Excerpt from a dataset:
------------
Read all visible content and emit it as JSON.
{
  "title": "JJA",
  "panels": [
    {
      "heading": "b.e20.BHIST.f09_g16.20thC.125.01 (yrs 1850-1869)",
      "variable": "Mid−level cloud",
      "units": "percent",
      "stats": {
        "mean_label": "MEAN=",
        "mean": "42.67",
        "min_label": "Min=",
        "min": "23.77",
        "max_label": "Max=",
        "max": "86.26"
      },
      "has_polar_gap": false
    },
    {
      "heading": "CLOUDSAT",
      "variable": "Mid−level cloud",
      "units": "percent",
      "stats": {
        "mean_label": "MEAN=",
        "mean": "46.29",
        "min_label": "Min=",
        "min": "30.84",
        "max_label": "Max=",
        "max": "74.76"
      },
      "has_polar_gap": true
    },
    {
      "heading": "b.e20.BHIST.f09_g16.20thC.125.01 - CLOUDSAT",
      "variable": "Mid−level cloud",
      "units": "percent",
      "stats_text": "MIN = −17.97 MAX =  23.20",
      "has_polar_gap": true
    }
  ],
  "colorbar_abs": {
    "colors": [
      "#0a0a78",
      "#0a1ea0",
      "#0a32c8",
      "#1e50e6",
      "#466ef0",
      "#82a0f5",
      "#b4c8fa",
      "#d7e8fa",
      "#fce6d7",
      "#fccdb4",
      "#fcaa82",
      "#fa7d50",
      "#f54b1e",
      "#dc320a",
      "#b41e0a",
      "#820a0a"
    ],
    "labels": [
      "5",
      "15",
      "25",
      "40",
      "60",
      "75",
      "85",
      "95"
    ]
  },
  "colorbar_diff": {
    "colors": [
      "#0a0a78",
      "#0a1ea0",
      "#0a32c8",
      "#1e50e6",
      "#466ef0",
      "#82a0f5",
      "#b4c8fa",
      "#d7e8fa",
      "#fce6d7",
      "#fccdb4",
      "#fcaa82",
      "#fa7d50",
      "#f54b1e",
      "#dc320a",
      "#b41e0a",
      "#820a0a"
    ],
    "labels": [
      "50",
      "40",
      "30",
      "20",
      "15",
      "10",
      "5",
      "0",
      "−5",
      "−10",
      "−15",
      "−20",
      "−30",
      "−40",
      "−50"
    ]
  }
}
------------
Written task — Retype the listing above in full, with no alterations.

Answer to the problem —
Read all visible content and emit it as JSON.
{
  "title": "JJA",
  "panels": [
    {
      "heading": "b.e20.BHIST.f09_g16.20thC.125.01 (yrs 1850-1869)",
      "variable": "Mid−level cloud",
      "units": "percent",
      "stats": {
        "mean_label": "MEAN=",
        "mean": "42.67",
        "min_label": "Min=",
        "min": "23.77",
        "max_label": "Max=",
        "max": "86.26"
      },
      "has_polar_gap": false
    },
    {
      "heading": "CLOUDSAT",
      "variable": "Mid−level cloud",
      "units": "percent",
      "stats": {
        "mean_label": "MEAN=",
        "mean": "46.29",
        "min_label": "Min=",
        "min": "30.84",
        "max_label": "Max=",
        "max": "74.76"
      },
      "has_polar_gap": true
    },
    {
      "heading": "b.e20.BHIST.f09_g16.20thC.125.01 - CLOUDSAT",
      "variable": "Mid−level cloud",
      "units": "percent",
      "stats_text": "MIN = −17.97 MAX =  23.20",
      "has_polar_gap": true
    }
  ],
  "colorbar_abs": {
    "colors": [
      "#0a0a78",
      "#0a1ea0",
      "#0a32c8",
      "#1e50e6",
      "#466ef0",
      "#82a0f5",
      "#b4c8fa",
      "#d7e8fa",
      "#fce6d7",
      "#fccdb4",
      "#fcaa82",
      "#fa7d50",
      "#f54b1e",
      "#dc320a",
      "#b41e0a",
      "#820a0a"
    ],
    "labels": [
      "5",
      "15",
      "25",
      "40",
      "60",
      "75",
      "85",
      "95"
    ]
  },
  "colorbar_diff": {
    "colors": [
      "#0a0a78",
      "#0a1ea0",
      "#0a32c8",
      "#1e50e6",
      "#466ef0",
      "#82a0f5",
      "#b4c8fa",
      "#d7e8fa",
      "#fce6d7",
      "#fccdb4",
      "#fcaa82",
      "#fa7d50",
      "#f54b1e",
      "#dc320a",
      "#b41e0a",
      "#820a0a"
    ],
    "labels": [
      "50",
      "40",
      "30",
      "20",
      "15",
      "10",
      "5",
      "0",
      "−5",
      "−10",
      "−15",
      "−20",
      "−30",
      "−40",
      "−50"
    ]
  }
}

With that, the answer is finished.